Return the whole listing exactly as it stands.

--- Listed records ---

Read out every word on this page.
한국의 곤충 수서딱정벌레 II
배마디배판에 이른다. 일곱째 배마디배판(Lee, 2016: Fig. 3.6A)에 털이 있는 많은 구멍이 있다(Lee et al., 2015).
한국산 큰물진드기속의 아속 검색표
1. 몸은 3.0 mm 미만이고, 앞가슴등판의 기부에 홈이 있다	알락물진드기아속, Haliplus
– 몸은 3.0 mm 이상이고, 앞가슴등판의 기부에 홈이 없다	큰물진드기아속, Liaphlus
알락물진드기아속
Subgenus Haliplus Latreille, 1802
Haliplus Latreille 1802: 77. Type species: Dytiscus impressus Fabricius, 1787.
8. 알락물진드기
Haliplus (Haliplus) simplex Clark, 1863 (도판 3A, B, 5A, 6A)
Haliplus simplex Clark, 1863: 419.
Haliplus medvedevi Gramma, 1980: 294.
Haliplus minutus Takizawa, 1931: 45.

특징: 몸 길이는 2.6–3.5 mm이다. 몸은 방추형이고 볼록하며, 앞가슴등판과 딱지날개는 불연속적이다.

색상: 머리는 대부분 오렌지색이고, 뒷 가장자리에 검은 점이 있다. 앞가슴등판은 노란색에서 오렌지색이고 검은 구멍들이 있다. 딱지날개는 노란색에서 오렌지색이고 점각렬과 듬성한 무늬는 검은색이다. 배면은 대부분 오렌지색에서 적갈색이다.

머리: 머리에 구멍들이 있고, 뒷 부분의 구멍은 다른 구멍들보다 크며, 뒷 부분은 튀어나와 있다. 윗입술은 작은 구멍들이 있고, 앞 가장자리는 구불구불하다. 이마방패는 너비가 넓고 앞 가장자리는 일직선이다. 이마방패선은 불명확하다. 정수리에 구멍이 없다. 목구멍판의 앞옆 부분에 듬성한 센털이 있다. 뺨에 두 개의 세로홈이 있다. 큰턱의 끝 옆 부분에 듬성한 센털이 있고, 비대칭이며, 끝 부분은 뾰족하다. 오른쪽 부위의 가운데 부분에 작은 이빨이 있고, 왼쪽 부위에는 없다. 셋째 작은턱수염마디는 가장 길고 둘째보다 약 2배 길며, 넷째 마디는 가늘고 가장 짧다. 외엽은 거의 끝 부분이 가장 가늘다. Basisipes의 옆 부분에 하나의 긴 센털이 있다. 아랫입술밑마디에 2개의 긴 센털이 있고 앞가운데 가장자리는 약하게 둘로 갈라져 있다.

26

---

### Written solution
Read out every word on this page.
한국의 곤충 수서딱정벌레 II
배마디배판에 이른다. 일곱째 배마디배판(Lee, 2016: Fig. 3.6A)에 털이 있는 많은 구멍이 있다(Lee et al., 2015).
한국산 큰물진드기속의 아속 검색표
1. 몸은 3.0 mm 미만이고, 앞가슴등판의 기부에 홈이 있다	알락물진드기아속, Haliplus
– 몸은 3.0 mm 이상이고, 앞가슴등판의 기부에 홈이 없다	큰물진드기아속, Liaphlus
알락물진드기아속
Subgenus Haliplus Latreille, 1802
Haliplus Latreille 1802: 77. Type species: Dytiscus impressus Fabricius, 1787.
8. 알락물진드기
Haliplus (Haliplus) simplex Clark, 1863 (도판 3A, B, 5A, 6A)
Haliplus simplex Clark, 1863: 419.
Haliplus medvedevi Gramma, 1980: 294.
Haliplus minutus Takizawa, 1931: 45.

특징: 몸 길이는 2.6–3.5 mm이다. 몸은 방추형이고 볼록하며, 앞가슴등판과 딱지날개는 불연속적이다.

색상: 머리는 대부분 오렌지색이고, 뒷 가장자리에 검은 점이 있다. 앞가슴등판은 노란색에서 오렌지색이고 검은 구멍들이 있다. 딱지날개는 노란색에서 오렌지색이고 점각렬과 듬성한 무늬는 검은색이다. 배면은 대부분 오렌지색에서 적갈색이다.

머리: 머리에 구멍들이 있고, 뒷 부분의 구멍은 다른 구멍들보다 크며, 뒷 부분은 튀어나와 있다. 윗입술은 작은 구멍들이 있고, 앞 가장자리는 구불구불하다. 이마방패는 너비가 넓고 앞 가장자리는 일직선이다. 이마방패선은 불명확하다. 정수리에 구멍이 없다. 목구멍판의 앞옆 부분에 듬성한 센털이 있다. 뺨에 두 개의 세로홈이 있다. 큰턱의 끝 옆 부분에 듬성한 센털이 있고, 비대칭이며, 끝 부분은 뾰족하다. 오른쪽 부위의 가운데 부분에 작은 이빨이 있고, 왼쪽 부위에는 없다. 셋째 작은턱수염마디는 가장 길고 둘째보다 약 2배 길며, 넷째 마디는 가늘고 가장 짧다. 외엽은 거의 끝 부분이 가장 가늘다. Basisipes의 옆 부분에 하나의 긴 센털이 있다. 아랫입술밑마디에 2개의 긴 센털이 있고 앞가운데 가장자리는 약하게 둘로 갈라져 있다.

26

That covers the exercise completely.